:: Given records ::
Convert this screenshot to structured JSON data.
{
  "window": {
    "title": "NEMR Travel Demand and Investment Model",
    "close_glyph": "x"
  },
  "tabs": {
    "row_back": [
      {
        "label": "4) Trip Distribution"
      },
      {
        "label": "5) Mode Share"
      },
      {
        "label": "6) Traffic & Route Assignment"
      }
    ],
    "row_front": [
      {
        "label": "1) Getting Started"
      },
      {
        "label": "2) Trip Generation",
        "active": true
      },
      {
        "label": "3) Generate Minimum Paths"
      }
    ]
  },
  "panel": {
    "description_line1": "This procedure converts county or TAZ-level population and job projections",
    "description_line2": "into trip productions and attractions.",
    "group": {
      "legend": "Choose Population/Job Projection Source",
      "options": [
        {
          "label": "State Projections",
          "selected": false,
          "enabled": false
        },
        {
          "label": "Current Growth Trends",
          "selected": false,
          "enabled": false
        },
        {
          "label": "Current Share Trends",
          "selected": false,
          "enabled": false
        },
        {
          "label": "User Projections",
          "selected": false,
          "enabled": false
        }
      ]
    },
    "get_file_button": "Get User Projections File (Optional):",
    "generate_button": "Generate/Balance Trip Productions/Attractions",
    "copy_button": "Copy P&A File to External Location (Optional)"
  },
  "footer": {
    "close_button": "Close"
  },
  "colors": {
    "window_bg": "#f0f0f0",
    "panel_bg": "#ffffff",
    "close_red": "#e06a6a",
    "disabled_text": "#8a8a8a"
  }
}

:: Stated goal ::
Make an exact copy of every entry.

:: Correct response ::
Convert this screenshot to structured JSON data.
{
  "window": {
    "title": "NEMR Travel Demand and Investment Model",
    "close_glyph": "x"
  },
  "tabs": {
    "row_back": [
      {
        "label": "4) Trip Distribution"
      },
      {
        "label": "5) Mode Share"
      },
      {
        "label": "6) Traffic & Route Assignment"
      }
    ],
    "row_front": [
      {
        "label": "1) Getting Started"
      },
      {
        "label": "2) Trip Generation",
        "active": true
      },
      {
        "label": "3) Generate Minimum Paths"
      }
    ]
  },
  "panel": {
    "description_line1": "This procedure converts county or TAZ-level population and job projections",
    "description_line2": "into trip productions and attractions.",
    "group": {
      "legend": "Choose Population/Job Projection Source",
      "options": [
        {
          "label": "State Projections",
          "selected": false,
          "enabled": false
        },
        {
          "label": "Current Growth Trends",
          "selected": false,
          "enabled": false
        },
        {
          "label": "Current Share Trends",
          "selected": false,
          "enabled": false
        },
        {
          "label": "User Projections",
          "selected": false,
          "enabled": false
        }
      ]
    },
    "get_file_button": "Get User Projections File (Optional):",
    "generate_button": "Generate/Balance Trip Productions/Attractions",
    "copy_button": "Copy P&A File to External Location (Optional)"
  },
  "footer": {
    "close_button": "Close"
  },
  "colors": {
    "window_bg": "#f0f0f0",
    "panel_bg": "#ffffff",
    "close_red": "#e06a6a",
    "disabled_text": "#8a8a8a"
  }
}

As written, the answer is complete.